* _Exercise directions_
Leave out the pictures and return every entry exactly as it appears.

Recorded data
++++++++++

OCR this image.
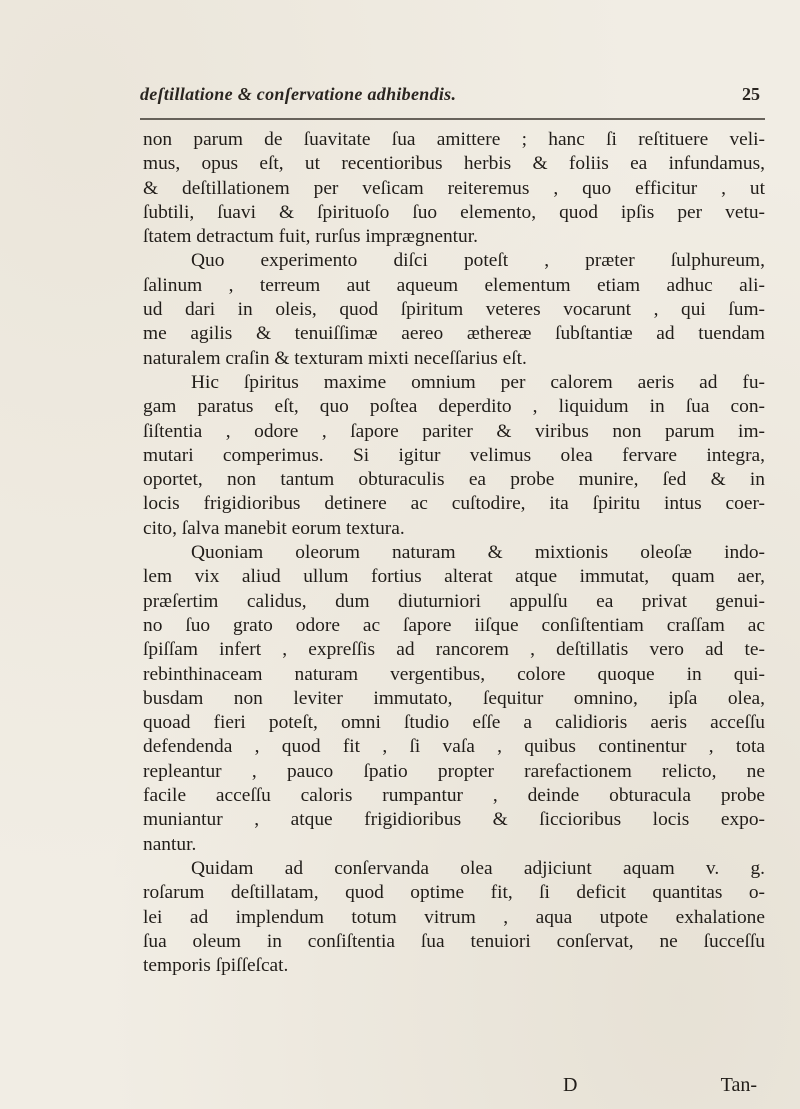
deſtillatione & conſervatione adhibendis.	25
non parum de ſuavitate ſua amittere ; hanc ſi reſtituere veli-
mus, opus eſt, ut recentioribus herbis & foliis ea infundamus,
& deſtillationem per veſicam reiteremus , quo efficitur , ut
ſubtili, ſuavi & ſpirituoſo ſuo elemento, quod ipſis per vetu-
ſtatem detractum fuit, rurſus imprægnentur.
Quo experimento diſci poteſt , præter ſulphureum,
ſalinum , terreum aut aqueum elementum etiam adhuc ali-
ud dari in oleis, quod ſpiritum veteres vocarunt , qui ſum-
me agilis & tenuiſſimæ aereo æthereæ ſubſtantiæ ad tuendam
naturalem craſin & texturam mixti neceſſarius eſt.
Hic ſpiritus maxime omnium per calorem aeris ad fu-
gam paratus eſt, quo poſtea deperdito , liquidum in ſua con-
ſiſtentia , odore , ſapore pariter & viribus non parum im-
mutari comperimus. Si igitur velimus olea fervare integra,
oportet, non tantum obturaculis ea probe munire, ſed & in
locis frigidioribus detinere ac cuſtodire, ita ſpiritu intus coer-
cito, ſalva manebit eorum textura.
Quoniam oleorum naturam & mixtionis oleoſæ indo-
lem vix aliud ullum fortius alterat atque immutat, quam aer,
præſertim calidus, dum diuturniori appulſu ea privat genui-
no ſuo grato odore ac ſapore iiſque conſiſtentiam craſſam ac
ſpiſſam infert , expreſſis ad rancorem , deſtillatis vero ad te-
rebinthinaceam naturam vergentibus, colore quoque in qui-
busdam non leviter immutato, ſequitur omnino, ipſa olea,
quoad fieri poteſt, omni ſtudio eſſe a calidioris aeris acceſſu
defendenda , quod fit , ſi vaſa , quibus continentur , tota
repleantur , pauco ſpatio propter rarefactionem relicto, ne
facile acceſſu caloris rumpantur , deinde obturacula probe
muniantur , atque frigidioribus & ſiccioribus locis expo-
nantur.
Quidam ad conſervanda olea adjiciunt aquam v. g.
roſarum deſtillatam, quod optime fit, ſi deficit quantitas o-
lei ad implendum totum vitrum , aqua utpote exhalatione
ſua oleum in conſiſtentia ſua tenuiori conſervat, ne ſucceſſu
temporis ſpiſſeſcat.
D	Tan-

++++++++++

* _Problem solution_
OCR this image.
deſtillatione & conſervatione adhibendis.	25
non parum de ſuavitate ſua amittere ; hanc ſi reſtituere veli-
mus, opus eſt, ut recentioribus herbis & foliis ea infundamus,
& deſtillationem per veſicam reiteremus , quo efficitur , ut
ſubtili, ſuavi & ſpirituoſo ſuo elemento, quod ipſis per vetu-
ſtatem detractum fuit, rurſus imprægnentur.
Quo experimento diſci poteſt , præter ſulphureum,
ſalinum , terreum aut aqueum elementum etiam adhuc ali-
ud dari in oleis, quod ſpiritum veteres vocarunt , qui ſum-
me agilis & tenuiſſimæ aereo æthereæ ſubſtantiæ ad tuendam
naturalem craſin & texturam mixti neceſſarius eſt.
Hic ſpiritus maxime omnium per calorem aeris ad fu-
gam paratus eſt, quo poſtea deperdito , liquidum in ſua con-
ſiſtentia , odore , ſapore pariter & viribus non parum im-
mutari comperimus. Si igitur velimus olea fervare integra,
oportet, non tantum obturaculis ea probe munire, ſed & in
locis frigidioribus detinere ac cuſtodire, ita ſpiritu intus coer-
cito, ſalva manebit eorum textura.
Quoniam oleorum naturam & mixtionis oleoſæ indo-
lem vix aliud ullum fortius alterat atque immutat, quam aer,
præſertim calidus, dum diuturniori appulſu ea privat genui-
no ſuo grato odore ac ſapore iiſque conſiſtentiam craſſam ac
ſpiſſam infert , expreſſis ad rancorem , deſtillatis vero ad te-
rebinthinaceam naturam vergentibus, colore quoque in qui-
busdam non leviter immutato, ſequitur omnino, ipſa olea,
quoad fieri poteſt, omni ſtudio eſſe a calidioris aeris acceſſu
defendenda , quod fit , ſi vaſa , quibus continentur , tota
repleantur , pauco ſpatio propter rarefactionem relicto, ne
facile acceſſu caloris rumpantur , deinde obturacula probe
muniantur , atque frigidioribus & ſiccioribus locis expo-
nantur.
Quidam ad conſervanda olea adjiciunt aquam v. g.
roſarum deſtillatam, quod optime fit, ſi deficit quantitas o-
lei ad implendum totum vitrum , aqua utpote exhalatione
ſua oleum in conſiſtentia ſua tenuiori conſervat, ne ſucceſſu
temporis ſpiſſeſcat.
D	Tan-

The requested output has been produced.